Items:
-- start --
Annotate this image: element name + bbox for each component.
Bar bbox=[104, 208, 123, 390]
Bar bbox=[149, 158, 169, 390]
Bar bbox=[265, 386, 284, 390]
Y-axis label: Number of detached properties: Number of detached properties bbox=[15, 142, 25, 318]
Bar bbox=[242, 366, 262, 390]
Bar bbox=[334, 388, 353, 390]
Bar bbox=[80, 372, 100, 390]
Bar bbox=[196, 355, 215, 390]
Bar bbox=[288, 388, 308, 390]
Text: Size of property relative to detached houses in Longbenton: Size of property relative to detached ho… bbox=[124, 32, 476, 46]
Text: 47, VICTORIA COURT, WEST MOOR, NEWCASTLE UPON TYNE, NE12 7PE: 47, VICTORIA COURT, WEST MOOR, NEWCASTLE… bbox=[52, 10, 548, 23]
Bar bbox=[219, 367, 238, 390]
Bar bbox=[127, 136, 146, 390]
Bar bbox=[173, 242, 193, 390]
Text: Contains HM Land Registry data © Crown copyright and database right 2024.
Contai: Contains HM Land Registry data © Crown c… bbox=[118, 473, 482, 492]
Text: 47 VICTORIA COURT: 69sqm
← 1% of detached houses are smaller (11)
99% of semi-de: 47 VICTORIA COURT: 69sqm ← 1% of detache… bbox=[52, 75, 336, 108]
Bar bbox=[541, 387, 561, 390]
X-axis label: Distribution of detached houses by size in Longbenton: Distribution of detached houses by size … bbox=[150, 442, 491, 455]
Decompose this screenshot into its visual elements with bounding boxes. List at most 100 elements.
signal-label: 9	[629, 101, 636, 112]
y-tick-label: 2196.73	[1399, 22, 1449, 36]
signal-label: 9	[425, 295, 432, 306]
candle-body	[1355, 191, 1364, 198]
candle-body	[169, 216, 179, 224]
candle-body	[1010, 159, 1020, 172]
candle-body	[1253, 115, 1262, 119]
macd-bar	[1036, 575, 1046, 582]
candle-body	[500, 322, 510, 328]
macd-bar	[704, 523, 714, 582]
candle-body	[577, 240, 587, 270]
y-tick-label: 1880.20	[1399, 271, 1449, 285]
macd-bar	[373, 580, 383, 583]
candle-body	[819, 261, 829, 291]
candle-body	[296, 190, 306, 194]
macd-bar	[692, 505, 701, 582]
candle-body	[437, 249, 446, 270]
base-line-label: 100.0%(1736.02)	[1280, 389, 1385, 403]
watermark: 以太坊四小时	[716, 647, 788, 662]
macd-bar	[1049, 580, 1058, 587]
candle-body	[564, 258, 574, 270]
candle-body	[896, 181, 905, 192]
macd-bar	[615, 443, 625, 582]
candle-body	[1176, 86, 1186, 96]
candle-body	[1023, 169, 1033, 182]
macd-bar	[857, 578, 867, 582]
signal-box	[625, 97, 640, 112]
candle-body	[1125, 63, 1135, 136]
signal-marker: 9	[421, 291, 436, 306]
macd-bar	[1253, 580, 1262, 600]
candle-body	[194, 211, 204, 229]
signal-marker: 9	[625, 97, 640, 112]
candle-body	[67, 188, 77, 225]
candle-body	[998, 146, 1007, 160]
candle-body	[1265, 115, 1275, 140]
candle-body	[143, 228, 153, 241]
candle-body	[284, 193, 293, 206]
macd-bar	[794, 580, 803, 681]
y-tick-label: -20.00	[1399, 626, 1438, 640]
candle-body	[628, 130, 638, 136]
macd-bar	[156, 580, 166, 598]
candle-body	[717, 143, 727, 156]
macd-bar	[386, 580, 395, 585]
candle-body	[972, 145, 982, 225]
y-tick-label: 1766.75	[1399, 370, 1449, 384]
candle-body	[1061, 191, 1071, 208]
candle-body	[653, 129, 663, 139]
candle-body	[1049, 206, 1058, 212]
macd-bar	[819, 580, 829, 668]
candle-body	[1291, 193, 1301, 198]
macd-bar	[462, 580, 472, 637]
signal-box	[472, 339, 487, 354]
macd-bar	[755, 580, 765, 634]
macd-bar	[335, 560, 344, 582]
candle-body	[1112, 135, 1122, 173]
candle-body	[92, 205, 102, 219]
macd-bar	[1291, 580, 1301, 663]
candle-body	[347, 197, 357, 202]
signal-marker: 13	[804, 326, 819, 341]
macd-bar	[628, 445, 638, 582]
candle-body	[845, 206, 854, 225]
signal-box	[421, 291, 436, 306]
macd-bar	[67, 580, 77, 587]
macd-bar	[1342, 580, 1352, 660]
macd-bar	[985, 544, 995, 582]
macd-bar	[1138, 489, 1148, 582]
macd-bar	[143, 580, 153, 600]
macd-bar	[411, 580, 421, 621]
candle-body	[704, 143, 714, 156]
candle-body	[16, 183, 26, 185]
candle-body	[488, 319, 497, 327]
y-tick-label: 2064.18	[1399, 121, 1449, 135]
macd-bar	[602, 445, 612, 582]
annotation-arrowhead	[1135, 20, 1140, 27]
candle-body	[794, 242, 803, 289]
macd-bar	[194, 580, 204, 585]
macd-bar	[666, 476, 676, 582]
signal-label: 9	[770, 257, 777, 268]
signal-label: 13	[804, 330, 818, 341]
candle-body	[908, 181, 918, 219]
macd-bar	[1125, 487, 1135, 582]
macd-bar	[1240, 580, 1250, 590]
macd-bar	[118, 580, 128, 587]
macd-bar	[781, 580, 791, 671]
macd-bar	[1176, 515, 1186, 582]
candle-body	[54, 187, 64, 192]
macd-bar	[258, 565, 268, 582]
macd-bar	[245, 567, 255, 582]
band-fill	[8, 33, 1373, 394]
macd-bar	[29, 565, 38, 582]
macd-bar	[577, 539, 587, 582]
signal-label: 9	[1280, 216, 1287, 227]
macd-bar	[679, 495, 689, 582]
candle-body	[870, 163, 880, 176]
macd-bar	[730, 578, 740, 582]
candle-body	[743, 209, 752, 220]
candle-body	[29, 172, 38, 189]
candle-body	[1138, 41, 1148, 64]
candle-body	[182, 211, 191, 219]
-- end --
Requirements: Return every line above, unchanged and in its original order.

Written response:
Annotate this image: element name + bbox for each component.
Bar bbox=[104, 208, 123, 390]
Bar bbox=[149, 158, 169, 390]
Bar bbox=[265, 386, 284, 390]
Y-axis label: Number of detached properties: Number of detached properties bbox=[15, 142, 25, 318]
Bar bbox=[242, 366, 262, 390]
Bar bbox=[334, 388, 353, 390]
Bar bbox=[80, 372, 100, 390]
Bar bbox=[196, 355, 215, 390]
Bar bbox=[288, 388, 308, 390]
Text: Size of property relative to detached houses in Longbenton: Size of property relative to detached ho… bbox=[124, 32, 476, 46]
Text: 47, VICTORIA COURT, WEST MOOR, NEWCASTLE UPON TYNE, NE12 7PE: 47, VICTORIA COURT, WEST MOOR, NEWCASTLE… bbox=[52, 10, 548, 23]
Bar bbox=[219, 367, 238, 390]
Bar bbox=[127, 136, 146, 390]
Bar bbox=[173, 242, 193, 390]
Text: Contains HM Land Registry data © Crown copyright and database right 2024.
Contai: Contains HM Land Registry data © Crown c… bbox=[118, 473, 482, 492]
Text: 47 VICTORIA COURT: 69sqm
← 1% of detached houses are smaller (11)
99% of semi-de: 47 VICTORIA COURT: 69sqm ← 1% of detache… bbox=[52, 75, 336, 108]
Bar bbox=[541, 387, 561, 390]
X-axis label: Distribution of detached houses by size in Longbenton: Distribution of detached houses by size … bbox=[150, 442, 491, 455]
Decompose this screenshot into its visual elements with bounding boxes. List at most 100 elements.
signal-label: 9	[629, 101, 636, 112]
y-tick-label: 2196.73	[1399, 22, 1449, 36]
signal-label: 9	[425, 295, 432, 306]
candle-body	[1355, 191, 1364, 198]
candle-body	[169, 216, 179, 224]
candle-body	[1010, 159, 1020, 172]
candle-body	[1253, 115, 1262, 119]
macd-bar	[1036, 575, 1046, 582]
candle-body	[500, 322, 510, 328]
macd-bar	[704, 523, 714, 582]
candle-body	[577, 240, 587, 270]
y-tick-label: 1880.20	[1399, 271, 1449, 285]
macd-bar	[373, 580, 383, 583]
candle-body	[819, 261, 829, 291]
candle-body	[296, 190, 306, 194]
macd-bar	[692, 505, 701, 582]
candle-body	[437, 249, 446, 270]
base-line-label: 100.0%(1736.02)	[1280, 389, 1385, 403]
watermark: 以太坊四小时	[716, 647, 788, 662]
macd-bar	[1049, 580, 1058, 587]
candle-body	[564, 258, 574, 270]
candle-body	[896, 181, 905, 192]
macd-bar	[615, 443, 625, 582]
candle-body	[1176, 86, 1186, 96]
candle-body	[1023, 169, 1033, 182]
macd-bar	[857, 578, 867, 582]
signal-box	[625, 97, 640, 112]
candle-body	[1125, 63, 1135, 136]
signal-marker: 9	[421, 291, 436, 306]
macd-bar	[1253, 580, 1262, 600]
candle-body	[194, 211, 204, 229]
signal-marker: 9	[625, 97, 640, 112]
candle-body	[67, 188, 77, 225]
candle-body	[998, 146, 1007, 160]
candle-body	[1265, 115, 1275, 140]
candle-body	[143, 228, 153, 241]
candle-body	[284, 193, 293, 206]
macd-bar	[794, 580, 803, 681]
y-tick-label: -20.00	[1399, 626, 1438, 640]
candle-body	[628, 130, 638, 136]
macd-bar	[156, 580, 166, 598]
candle-body	[717, 143, 727, 156]
macd-bar	[386, 580, 395, 585]
candle-body	[972, 145, 982, 225]
y-tick-label: 1766.75	[1399, 370, 1449, 384]
candle-body	[1061, 191, 1071, 208]
candle-body	[653, 129, 663, 139]
candle-body	[1049, 206, 1058, 212]
macd-bar	[819, 580, 829, 668]
candle-body	[1291, 193, 1301, 198]
macd-bar	[462, 580, 472, 637]
signal-box	[472, 339, 487, 354]
macd-bar	[755, 580, 765, 634]
macd-bar	[335, 560, 344, 582]
candle-body	[1112, 135, 1122, 173]
candle-body	[92, 205, 102, 219]
macd-bar	[1291, 580, 1301, 663]
candle-body	[347, 197, 357, 202]
signal-marker: 13	[804, 326, 819, 341]
macd-bar	[628, 445, 638, 582]
candle-body	[845, 206, 854, 225]
signal-box	[421, 291, 436, 306]
macd-bar	[67, 580, 77, 587]
macd-bar	[1342, 580, 1352, 660]
macd-bar	[985, 544, 995, 582]
macd-bar	[1138, 489, 1148, 582]
macd-bar	[143, 580, 153, 600]
macd-bar	[411, 580, 421, 621]
candle-body	[704, 143, 714, 156]
candle-body	[16, 183, 26, 185]
candle-body	[488, 319, 497, 327]
y-tick-label: 2064.18	[1399, 121, 1449, 135]
macd-bar	[602, 445, 612, 582]
annotation-arrowhead	[1135, 20, 1140, 27]
candle-body	[794, 242, 803, 289]
macd-bar	[194, 580, 204, 585]
macd-bar	[666, 476, 676, 582]
signal-label: 9	[770, 257, 777, 268]
signal-label: 13	[804, 330, 818, 341]
candle-body	[908, 181, 918, 219]
macd-bar	[1125, 487, 1135, 582]
macd-bar	[1240, 580, 1250, 590]
macd-bar	[118, 580, 128, 587]
macd-bar	[781, 580, 791, 671]
macd-bar	[1176, 515, 1186, 582]
candle-body	[54, 187, 64, 192]
macd-bar	[258, 565, 268, 582]
macd-bar	[245, 567, 255, 582]
band-fill	[8, 33, 1373, 394]
macd-bar	[29, 565, 38, 582]
macd-bar	[577, 539, 587, 582]
signal-label: 9	[1280, 216, 1287, 227]
macd-bar	[679, 495, 689, 582]
candle-body	[870, 163, 880, 176]
macd-bar	[730, 578, 740, 582]
candle-body	[743, 209, 752, 220]
candle-body	[29, 172, 38, 189]
candle-body	[1138, 41, 1148, 64]
candle-body	[182, 211, 191, 219]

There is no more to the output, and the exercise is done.